** TEXT SHOWN follows **
Piericidin A
- Names: Preferred IUPAC name 2-[(2E,5E,7E,9R,10R,11E)-10-Hydroxy-3,7,9,11-tetramethyltrideca-2,5,7,11-tetraen-1-yl]-5,6-dimethoxy-3-methylpyridin-4(1H)-one

Identifiers
- CAS Number: 2738-64-9;
- 3D model (JSmol): Interactive image;
- ChEBI: CHEBI:138511;
- ChemSpider: 4942360;
- ECHA InfoCard: 100.162.726
- MeSH: Piericidin+A
- PubChem CID: 6437838;
- UNII: 8VT513UJ9R;
- CompTox Dashboard (EPA): DTXSID80880044 ;

Properties
- Chemical formula: C_{25}H_{37}NO_{4}
- Molar mass: 415.574 g·mol^{−1}

= Piericidin A =

Piericidin A is an antibiotic agent. It was discovered from Streptomyces mobaraensis. Being an inhibitor of NADH dehydrogenase, it inhibits electron transfer; its structure resembles that of the ubiquinone, therefore it competes with Q_{B} for binding sites in NADH dehydrogenase as well as photosystem II.
** End of TEXT SHOWN **
** DATASET CONTENT follows **
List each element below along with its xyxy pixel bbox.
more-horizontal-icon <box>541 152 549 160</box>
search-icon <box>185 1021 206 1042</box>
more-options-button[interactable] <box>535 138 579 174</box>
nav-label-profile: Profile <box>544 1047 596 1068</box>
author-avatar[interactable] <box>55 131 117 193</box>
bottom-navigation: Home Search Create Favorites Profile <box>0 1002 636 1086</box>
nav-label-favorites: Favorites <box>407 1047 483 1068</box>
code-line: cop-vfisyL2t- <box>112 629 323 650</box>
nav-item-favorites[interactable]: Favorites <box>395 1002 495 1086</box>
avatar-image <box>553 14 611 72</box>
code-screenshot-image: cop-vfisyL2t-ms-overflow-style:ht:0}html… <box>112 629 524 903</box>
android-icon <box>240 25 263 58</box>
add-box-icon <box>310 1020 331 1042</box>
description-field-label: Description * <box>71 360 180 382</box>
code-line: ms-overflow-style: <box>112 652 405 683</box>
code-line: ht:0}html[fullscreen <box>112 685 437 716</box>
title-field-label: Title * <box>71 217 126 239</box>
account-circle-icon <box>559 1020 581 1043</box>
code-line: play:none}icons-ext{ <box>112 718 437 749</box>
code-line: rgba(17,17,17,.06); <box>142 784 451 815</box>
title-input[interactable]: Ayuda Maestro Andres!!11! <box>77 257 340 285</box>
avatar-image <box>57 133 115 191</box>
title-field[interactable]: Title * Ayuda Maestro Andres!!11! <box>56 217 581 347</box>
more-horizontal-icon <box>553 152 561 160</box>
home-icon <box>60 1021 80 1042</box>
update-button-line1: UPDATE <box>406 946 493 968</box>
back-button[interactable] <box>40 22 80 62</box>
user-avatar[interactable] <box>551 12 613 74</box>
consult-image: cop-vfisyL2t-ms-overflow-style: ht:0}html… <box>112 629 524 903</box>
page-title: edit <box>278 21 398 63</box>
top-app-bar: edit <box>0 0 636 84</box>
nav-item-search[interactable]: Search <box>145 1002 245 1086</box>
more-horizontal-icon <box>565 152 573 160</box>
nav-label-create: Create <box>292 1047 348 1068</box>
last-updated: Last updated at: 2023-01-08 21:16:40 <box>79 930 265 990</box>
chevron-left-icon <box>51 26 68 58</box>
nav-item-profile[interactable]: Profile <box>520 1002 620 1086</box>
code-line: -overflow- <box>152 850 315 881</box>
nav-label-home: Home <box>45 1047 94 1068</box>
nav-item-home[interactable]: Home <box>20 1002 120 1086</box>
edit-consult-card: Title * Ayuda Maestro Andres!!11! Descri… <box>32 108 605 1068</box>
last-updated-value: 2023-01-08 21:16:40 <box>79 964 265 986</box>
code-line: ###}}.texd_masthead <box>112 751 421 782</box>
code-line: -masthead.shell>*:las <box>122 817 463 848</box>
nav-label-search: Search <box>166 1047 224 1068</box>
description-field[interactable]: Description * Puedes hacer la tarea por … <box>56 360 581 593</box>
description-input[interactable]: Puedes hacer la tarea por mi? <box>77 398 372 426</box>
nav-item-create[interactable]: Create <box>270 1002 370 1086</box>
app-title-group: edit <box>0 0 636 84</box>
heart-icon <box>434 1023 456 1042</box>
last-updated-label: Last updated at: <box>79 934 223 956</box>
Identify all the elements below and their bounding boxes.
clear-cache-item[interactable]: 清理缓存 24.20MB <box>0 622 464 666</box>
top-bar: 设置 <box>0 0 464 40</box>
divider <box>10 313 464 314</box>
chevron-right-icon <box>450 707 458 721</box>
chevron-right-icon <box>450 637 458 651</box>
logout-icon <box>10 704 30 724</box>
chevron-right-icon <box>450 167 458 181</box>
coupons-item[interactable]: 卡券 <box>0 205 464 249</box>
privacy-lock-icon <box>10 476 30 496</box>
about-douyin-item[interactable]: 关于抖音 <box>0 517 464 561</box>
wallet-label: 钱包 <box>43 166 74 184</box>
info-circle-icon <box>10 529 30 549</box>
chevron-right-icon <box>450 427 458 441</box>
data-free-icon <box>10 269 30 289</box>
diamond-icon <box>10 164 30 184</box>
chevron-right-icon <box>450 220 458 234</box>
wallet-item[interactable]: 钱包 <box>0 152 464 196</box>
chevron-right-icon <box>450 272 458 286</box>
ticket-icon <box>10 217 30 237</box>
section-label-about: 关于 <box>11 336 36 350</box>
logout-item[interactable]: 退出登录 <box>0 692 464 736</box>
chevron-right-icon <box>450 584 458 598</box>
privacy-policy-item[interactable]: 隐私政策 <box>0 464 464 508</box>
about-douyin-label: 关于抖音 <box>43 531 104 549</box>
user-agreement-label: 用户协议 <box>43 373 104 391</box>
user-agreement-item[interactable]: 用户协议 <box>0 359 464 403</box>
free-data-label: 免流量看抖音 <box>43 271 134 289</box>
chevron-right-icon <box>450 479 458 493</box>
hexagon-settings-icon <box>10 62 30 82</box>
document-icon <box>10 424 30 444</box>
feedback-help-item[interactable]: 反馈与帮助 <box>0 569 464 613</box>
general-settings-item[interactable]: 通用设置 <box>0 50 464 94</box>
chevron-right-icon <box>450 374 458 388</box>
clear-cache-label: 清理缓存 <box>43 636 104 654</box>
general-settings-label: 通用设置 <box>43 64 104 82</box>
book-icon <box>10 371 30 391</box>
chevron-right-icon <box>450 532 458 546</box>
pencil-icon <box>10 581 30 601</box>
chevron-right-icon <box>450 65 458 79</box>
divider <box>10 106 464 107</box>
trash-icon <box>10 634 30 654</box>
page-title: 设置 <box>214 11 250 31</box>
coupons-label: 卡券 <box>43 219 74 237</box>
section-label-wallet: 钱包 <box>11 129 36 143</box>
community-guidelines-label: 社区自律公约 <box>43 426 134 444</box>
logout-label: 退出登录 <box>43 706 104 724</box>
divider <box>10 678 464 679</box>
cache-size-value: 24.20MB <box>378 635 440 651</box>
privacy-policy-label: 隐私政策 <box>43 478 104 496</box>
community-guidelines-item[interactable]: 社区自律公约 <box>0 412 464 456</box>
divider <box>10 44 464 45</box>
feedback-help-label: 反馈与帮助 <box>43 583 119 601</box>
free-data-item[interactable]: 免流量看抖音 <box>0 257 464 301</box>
** End of DATASET CONTENT **
— TASK PROMPT —
Reproduce the passage of the Piericidin A text between "Piericidin A is" and "as photosystem II.", inclusive, word for word.

— TASK OUTPUT —
Piericidin A is an antibiotic agent. It was discovered from Streptomyces mobaraensis. Being an inhibitor of NADH dehydrogenase, it inhibits electron transfer; its structure resembles that of the ubiquinone, therefore it competes with Q_{B} for binding sites in NADH dehydrogenase as well as photosystem II.